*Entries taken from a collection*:
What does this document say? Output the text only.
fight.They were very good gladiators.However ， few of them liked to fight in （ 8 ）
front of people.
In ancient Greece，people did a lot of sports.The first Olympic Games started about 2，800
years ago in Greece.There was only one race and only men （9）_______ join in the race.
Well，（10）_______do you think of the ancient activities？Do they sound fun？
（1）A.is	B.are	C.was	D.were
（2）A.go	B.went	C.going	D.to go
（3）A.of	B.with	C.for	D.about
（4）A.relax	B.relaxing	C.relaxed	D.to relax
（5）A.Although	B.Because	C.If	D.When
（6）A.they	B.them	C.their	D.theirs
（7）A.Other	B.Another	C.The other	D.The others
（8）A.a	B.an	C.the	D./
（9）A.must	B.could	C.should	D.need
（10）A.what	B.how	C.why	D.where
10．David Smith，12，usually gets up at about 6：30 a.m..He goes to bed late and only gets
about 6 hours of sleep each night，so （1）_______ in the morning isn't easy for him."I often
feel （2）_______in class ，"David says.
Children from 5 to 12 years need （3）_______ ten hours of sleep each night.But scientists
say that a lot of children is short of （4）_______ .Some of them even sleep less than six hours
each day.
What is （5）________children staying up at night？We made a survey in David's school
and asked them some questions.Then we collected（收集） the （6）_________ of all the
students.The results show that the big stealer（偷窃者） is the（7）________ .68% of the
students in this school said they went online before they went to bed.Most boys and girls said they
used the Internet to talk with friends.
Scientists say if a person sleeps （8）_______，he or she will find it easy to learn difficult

*Task goal*:
Check every line for "hours" and show the ones that have it.

*Response*:
about 6 hours of sleep each night，so （1）_______ in the morning isn't easy for him."I often
Children from 5 to 12 years need （3）_______ ten hours of sleep each night.But scientists
say that a lot of children is short of （4）_______ .Some of them even sleep less than six hours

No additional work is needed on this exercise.